-- Begin PAGE TEXT --
Now, the training seminar
is right
through that door.
I'm sure it'll give you
a whole new outlook
on this company...
By turning you all
into mindless slaves
of our beloved
chairman of the board.
Casey. Casey, come in.
Calling Casey Jones.
Oh, I hope he's not
in any trouble.
Welcome
to octopus, inc.'S
executive assertiveness
training.
As an octopus employee,
you have
only one concern--
unquestioning obedience
to octopus, inc.
MEN: Obedience to
octopus, inc.
Obedience to
octopus, inc.
Obedience to
octopus, inc.
Obedience to
octopus, inc.
This is some weird
kind of brainwashing.
I'm getting out
of here. Aah!
MEN: Obedience to
octopus, inc.
Fellows, I don't like
the looks of this.
We haven't heard from
Casey in over an hour.
If he's in trouble, I don't
know what we can do about it.
For sure.
We can't fight off
all those white-collar
crazies.
Well, get ready to fight off
at least 4 of them. Look.
They're going
to hit
the itty bitty
corporation!
Talk about scraping the
bottom of the barrel.
Hey, this gives me
a chance to try out
my new secret weapon.
Like, what new
secret weapon?
You'll see.
All right,
lawbreakers!
Freeze!
RAPHAEL: Oh, not again.
Whoa!
Aah!
That's life
in the big city.
All right,
you corporate creeps,
prepare to face...
The retro-catapult!
A gizmo that
flings garbage?
The forces
of evil everywhere
are quaking in terror.
Come on, we'll get
their weapons.
If their weapons
don't get us first.
A bucket of water?
Terminate them.
Get their blasters!
Wh--what?
Where am I?
The last thing
I remember
was going to the octopus
training seminar.
Do you work
for octopus, inc.?
-- End PAGE TEXT --
_WHAT IS ASKED_. Reproduce the stretch of the transcript from "Like, what new" through "prepare to face..." word for word. The rows come from a source separate from the transcript.
-- Begin MATERIAL PROVIDED --
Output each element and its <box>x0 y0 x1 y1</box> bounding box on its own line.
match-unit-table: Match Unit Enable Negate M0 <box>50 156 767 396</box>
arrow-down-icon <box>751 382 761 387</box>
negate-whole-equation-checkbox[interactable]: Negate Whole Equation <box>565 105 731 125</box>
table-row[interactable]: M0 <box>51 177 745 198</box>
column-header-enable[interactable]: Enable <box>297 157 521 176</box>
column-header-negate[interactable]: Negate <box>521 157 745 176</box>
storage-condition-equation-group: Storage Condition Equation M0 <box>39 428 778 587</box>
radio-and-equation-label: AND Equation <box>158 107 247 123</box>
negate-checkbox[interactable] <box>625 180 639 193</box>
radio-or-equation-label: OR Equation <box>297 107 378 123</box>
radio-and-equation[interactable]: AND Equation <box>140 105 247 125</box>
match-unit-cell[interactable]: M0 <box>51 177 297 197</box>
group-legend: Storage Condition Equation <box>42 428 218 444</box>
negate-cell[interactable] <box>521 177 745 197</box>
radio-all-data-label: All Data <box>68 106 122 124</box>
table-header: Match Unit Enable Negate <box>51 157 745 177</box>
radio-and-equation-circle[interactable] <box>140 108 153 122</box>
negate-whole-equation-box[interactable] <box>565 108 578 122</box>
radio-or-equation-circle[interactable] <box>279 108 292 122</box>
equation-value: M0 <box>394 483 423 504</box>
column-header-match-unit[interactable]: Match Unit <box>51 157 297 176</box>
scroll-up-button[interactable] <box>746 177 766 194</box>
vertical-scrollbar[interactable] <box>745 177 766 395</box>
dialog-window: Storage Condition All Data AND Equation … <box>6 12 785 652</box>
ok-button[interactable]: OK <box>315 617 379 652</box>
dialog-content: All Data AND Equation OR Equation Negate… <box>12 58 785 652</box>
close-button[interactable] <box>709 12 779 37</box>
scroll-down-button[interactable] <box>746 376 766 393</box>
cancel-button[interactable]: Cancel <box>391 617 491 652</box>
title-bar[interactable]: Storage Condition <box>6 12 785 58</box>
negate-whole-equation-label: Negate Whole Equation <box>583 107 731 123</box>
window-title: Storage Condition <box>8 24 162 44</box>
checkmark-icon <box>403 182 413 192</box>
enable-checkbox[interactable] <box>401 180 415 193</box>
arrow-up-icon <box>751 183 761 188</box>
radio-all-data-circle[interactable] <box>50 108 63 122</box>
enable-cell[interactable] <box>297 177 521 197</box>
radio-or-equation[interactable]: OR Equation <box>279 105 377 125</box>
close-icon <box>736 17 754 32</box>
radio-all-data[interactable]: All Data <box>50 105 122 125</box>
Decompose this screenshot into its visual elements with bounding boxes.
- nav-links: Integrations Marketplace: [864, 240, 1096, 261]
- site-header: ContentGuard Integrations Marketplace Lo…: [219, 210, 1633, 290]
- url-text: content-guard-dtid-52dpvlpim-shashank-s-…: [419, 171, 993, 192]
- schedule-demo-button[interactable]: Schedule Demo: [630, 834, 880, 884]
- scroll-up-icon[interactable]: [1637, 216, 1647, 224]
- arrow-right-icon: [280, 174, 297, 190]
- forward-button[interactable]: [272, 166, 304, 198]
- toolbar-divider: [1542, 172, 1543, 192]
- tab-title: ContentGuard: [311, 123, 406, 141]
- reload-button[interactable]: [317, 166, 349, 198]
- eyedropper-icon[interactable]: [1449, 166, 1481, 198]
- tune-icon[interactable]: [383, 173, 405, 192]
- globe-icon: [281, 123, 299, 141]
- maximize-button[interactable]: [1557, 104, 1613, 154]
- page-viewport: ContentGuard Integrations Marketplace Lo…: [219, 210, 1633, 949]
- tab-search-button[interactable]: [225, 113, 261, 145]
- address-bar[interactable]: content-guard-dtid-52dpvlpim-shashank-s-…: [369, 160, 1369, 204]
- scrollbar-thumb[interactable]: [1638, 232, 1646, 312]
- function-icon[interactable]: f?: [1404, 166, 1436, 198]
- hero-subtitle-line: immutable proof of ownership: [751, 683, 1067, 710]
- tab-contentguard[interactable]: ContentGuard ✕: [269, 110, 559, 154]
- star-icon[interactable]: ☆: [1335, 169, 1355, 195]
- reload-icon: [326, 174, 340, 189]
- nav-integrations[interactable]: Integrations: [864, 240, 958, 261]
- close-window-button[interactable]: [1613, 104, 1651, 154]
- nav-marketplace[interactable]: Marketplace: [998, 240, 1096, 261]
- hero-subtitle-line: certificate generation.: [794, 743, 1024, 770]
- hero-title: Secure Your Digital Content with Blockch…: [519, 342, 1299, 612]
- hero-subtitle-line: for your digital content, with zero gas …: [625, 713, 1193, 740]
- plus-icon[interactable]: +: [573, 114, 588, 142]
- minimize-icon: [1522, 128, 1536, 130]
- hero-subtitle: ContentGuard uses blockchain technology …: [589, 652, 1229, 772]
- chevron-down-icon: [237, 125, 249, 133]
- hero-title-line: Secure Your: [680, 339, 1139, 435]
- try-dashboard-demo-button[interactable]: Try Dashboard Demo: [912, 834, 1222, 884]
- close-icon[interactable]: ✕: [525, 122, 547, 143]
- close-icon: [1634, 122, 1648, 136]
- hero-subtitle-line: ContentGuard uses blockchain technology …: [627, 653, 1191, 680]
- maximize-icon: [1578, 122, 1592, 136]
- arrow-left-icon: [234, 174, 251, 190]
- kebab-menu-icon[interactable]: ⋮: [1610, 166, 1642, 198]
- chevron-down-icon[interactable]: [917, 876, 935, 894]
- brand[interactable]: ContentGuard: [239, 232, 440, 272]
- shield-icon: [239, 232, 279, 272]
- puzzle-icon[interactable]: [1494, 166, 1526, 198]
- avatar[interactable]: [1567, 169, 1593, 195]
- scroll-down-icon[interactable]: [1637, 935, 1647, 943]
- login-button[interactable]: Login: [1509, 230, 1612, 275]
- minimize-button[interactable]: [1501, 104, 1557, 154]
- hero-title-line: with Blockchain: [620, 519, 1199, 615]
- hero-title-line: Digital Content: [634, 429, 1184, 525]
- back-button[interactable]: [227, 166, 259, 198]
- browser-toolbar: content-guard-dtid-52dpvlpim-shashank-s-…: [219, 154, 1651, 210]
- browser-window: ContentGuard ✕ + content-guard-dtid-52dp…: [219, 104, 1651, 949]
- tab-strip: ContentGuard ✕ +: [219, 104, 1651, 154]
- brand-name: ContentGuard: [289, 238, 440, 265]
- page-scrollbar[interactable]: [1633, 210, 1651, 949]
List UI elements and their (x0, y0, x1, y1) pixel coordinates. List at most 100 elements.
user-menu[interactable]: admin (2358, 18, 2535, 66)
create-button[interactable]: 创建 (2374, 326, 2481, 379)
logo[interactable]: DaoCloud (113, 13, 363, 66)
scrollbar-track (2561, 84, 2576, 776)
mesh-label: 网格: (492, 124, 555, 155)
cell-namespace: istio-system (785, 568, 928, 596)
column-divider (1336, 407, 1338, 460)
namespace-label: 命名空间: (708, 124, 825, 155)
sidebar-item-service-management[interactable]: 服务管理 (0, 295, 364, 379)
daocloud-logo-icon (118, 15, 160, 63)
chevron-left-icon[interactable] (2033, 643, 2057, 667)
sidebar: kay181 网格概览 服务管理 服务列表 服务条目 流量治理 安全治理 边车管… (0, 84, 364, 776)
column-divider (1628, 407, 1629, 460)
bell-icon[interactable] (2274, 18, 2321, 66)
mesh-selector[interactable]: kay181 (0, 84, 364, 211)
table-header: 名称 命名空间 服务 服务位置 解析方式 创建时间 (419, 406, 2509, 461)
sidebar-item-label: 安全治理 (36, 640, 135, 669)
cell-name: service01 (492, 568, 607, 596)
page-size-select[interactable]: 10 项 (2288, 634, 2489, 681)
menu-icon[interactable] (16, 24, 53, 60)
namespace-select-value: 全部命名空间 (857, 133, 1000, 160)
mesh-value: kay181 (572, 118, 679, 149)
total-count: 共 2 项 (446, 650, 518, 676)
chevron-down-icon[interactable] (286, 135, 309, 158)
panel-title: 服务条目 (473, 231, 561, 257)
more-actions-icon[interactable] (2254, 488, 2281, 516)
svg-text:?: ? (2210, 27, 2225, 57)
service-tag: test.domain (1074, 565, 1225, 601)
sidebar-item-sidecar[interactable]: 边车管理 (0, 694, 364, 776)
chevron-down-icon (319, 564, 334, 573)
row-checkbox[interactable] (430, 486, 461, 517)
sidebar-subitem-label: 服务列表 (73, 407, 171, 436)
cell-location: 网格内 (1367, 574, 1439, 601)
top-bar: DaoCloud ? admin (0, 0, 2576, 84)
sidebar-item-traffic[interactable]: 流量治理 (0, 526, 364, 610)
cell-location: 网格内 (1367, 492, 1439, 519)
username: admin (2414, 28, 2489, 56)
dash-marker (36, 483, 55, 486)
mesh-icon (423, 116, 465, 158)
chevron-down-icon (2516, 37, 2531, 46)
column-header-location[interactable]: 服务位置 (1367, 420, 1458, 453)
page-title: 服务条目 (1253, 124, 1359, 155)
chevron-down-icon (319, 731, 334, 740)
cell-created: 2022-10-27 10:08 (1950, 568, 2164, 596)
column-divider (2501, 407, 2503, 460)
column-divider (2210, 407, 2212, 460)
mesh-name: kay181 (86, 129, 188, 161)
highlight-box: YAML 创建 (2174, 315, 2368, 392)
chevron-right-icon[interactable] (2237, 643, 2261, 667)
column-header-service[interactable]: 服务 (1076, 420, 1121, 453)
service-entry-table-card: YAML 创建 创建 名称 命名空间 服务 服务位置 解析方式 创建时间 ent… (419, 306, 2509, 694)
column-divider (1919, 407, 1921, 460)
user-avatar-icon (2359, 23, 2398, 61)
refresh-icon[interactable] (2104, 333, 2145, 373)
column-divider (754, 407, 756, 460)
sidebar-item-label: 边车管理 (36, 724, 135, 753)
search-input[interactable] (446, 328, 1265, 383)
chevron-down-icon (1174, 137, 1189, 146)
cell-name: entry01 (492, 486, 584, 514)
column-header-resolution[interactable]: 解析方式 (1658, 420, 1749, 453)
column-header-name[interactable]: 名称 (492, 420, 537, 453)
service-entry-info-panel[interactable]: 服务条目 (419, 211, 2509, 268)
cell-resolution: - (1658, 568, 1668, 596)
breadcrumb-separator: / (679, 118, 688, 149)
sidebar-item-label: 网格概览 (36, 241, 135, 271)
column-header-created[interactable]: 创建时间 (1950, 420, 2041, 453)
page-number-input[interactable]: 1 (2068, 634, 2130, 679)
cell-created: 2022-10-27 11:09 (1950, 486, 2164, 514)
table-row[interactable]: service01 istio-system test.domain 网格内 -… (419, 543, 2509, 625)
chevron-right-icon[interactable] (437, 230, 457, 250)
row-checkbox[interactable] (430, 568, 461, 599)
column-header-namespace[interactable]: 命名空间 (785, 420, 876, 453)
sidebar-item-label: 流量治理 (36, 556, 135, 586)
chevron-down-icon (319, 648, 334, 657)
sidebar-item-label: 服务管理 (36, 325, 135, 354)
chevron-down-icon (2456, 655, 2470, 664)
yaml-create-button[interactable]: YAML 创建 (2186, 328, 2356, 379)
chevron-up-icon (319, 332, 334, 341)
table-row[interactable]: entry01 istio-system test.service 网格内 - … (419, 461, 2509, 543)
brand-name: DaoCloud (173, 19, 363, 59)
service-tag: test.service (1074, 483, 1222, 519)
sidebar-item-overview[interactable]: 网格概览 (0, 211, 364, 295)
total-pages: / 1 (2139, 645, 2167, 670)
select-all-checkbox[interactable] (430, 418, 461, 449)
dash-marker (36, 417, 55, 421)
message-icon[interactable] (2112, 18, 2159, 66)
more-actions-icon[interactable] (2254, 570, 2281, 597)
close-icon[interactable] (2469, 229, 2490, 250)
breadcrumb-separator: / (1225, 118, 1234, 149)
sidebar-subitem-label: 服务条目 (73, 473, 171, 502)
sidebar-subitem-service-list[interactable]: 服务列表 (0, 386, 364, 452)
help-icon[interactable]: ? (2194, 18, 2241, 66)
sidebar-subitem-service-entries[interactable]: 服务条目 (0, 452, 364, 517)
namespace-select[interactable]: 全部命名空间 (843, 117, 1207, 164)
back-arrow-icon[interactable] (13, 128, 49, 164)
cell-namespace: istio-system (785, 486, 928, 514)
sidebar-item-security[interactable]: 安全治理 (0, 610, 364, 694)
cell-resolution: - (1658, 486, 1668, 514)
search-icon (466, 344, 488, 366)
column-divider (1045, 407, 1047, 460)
-- End MATERIAL PROVIDED --
_RESULT_.
Like, what new
secret weapon?
You'll see.
All right,
lawbreakers!
Freeze!
RAPHAEL: Oh, not again.
Whoa!
Aah!
That's life
in the big city.
All right,
you corporate creeps,
prepare to face...